-------- Stored data

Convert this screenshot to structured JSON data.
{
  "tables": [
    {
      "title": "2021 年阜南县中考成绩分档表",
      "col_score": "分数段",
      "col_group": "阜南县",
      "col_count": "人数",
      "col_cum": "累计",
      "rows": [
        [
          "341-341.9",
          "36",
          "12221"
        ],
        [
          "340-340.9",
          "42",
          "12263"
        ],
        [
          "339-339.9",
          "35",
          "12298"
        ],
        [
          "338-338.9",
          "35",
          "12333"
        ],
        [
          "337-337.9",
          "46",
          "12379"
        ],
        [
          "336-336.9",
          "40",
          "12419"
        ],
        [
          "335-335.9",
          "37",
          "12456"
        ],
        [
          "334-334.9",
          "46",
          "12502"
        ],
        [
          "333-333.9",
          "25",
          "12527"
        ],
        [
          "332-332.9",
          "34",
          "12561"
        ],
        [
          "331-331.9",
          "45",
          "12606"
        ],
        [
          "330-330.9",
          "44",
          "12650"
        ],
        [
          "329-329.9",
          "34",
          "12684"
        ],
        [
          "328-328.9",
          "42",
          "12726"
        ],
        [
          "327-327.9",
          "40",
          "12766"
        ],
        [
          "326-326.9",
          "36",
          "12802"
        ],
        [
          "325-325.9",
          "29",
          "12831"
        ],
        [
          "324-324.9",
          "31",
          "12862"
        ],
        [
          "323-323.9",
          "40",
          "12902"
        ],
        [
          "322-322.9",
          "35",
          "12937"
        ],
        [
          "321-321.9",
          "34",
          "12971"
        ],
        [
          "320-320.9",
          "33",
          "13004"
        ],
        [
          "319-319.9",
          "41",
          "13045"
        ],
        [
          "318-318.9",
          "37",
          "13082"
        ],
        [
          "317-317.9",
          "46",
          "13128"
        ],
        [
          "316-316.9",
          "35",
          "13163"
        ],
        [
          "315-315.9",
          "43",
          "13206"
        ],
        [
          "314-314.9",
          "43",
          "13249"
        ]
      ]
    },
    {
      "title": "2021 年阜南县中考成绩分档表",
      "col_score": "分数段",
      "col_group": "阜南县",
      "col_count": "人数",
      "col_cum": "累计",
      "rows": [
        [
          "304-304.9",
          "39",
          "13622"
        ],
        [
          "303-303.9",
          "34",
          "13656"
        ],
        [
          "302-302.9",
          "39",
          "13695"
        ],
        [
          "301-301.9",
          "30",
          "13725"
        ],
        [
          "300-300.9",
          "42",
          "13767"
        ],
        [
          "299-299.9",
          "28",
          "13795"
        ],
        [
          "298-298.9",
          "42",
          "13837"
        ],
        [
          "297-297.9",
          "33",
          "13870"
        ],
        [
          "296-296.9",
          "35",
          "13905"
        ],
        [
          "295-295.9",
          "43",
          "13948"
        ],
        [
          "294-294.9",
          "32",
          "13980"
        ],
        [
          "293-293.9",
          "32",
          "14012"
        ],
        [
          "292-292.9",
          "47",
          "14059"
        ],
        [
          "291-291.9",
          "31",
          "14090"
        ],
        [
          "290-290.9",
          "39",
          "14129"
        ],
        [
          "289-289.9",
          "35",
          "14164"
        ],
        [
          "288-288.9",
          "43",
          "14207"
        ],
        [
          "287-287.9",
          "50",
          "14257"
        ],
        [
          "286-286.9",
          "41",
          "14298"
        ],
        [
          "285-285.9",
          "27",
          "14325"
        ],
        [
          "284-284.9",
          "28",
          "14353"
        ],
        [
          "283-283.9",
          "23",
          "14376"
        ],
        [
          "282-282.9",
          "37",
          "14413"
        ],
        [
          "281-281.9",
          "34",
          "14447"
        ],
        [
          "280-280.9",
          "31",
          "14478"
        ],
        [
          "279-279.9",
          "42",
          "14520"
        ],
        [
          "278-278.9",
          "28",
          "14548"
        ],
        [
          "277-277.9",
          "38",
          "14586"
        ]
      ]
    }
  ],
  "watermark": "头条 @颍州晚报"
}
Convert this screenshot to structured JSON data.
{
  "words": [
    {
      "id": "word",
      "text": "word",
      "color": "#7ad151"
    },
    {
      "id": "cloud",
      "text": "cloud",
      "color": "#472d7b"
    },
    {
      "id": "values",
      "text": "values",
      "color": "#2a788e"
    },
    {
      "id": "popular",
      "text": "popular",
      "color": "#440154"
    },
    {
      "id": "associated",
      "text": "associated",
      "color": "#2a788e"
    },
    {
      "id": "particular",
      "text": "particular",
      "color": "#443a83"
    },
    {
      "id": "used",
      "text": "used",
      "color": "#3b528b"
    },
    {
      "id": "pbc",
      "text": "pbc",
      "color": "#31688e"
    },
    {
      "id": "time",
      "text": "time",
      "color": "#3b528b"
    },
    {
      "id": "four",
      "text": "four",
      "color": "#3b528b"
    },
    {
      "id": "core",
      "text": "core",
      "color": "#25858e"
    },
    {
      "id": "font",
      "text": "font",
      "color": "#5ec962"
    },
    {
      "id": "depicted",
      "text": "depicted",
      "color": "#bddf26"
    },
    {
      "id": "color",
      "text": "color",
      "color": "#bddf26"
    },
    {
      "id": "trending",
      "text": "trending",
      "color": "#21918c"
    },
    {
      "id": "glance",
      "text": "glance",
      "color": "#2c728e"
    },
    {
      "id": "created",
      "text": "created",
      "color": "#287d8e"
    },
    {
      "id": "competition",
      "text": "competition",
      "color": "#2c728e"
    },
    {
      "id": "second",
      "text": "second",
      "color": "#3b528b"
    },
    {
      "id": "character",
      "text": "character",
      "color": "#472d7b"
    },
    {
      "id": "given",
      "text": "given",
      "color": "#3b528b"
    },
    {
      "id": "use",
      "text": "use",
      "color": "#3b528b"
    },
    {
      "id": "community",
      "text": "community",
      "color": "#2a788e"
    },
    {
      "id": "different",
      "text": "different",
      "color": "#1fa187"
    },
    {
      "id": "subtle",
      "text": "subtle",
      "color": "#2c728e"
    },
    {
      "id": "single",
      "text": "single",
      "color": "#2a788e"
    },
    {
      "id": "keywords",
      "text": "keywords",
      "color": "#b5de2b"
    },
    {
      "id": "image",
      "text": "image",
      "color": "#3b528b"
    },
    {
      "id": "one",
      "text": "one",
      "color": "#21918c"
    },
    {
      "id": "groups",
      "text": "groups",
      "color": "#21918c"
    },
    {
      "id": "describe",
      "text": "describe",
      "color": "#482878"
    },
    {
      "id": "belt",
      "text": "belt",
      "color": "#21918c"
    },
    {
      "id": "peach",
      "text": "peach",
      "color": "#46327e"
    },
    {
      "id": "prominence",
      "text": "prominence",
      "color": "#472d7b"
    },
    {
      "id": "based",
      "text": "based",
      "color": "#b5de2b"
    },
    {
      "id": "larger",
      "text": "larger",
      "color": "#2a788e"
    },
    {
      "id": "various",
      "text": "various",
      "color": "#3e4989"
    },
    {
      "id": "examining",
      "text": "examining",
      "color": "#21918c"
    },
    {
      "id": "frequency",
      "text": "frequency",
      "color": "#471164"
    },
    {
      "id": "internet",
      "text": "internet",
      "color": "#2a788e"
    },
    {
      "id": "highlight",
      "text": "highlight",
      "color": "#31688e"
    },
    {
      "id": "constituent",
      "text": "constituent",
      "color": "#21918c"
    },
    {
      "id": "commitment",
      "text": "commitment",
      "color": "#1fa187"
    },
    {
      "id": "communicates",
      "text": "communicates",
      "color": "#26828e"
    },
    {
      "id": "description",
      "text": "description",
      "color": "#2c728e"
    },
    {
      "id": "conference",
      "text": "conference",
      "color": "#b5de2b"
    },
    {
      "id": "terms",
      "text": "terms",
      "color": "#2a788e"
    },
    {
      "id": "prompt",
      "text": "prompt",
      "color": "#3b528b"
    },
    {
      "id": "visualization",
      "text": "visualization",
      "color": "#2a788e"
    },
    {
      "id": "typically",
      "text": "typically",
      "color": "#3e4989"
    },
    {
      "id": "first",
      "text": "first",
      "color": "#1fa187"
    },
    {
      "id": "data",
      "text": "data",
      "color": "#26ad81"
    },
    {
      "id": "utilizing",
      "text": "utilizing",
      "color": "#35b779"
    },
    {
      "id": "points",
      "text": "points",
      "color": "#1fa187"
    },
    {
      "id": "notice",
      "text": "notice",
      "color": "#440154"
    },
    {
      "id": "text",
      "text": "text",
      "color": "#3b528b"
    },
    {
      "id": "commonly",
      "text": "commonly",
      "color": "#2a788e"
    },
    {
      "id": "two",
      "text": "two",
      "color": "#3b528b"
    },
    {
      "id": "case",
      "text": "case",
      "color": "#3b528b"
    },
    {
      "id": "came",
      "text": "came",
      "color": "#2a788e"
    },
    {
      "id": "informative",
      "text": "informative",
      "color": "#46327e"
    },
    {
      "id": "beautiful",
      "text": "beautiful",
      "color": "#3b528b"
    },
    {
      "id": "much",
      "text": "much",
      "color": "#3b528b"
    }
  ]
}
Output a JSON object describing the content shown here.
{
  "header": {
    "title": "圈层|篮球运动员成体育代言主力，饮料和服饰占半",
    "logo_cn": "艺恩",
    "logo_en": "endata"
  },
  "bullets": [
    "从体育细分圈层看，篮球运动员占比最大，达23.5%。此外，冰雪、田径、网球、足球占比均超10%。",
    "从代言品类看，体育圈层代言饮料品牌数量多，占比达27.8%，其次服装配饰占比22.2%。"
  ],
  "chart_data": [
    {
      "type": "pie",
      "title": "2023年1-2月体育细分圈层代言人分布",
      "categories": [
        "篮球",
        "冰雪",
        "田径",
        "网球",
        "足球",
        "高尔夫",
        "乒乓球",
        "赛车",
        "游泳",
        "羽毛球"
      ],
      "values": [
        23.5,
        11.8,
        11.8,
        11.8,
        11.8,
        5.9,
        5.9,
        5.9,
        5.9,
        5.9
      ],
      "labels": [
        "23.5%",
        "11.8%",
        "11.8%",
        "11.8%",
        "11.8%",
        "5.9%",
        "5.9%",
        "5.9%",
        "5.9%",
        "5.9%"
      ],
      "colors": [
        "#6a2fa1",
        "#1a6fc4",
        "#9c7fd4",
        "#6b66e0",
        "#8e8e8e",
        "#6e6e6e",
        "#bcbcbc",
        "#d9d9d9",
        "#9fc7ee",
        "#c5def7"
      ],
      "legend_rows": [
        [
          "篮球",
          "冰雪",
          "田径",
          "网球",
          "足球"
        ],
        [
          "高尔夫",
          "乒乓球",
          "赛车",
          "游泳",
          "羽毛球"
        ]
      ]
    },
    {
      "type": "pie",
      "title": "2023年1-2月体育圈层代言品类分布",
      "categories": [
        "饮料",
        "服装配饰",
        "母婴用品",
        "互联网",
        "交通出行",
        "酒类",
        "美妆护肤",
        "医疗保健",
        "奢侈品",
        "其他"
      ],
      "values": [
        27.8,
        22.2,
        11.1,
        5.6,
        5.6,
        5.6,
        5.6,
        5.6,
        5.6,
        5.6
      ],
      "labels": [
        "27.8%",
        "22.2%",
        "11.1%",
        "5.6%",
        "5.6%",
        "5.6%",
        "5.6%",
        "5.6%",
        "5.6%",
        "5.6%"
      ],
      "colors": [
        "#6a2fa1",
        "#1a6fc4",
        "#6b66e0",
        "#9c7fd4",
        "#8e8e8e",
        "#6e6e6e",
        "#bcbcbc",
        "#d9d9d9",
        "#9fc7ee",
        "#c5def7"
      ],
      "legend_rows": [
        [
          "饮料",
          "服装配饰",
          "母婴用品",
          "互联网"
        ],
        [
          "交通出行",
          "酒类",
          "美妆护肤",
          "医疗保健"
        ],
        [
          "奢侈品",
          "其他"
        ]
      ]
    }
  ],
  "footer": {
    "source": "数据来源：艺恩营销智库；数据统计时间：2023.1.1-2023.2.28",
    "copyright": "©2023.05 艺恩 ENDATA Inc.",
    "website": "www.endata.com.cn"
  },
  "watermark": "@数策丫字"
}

----------------

• _Aim_
From the entries above, copy every line that holds the word "visualization".

• _Output of the exercise_
      "id": "visualization",
      "text": "visualization",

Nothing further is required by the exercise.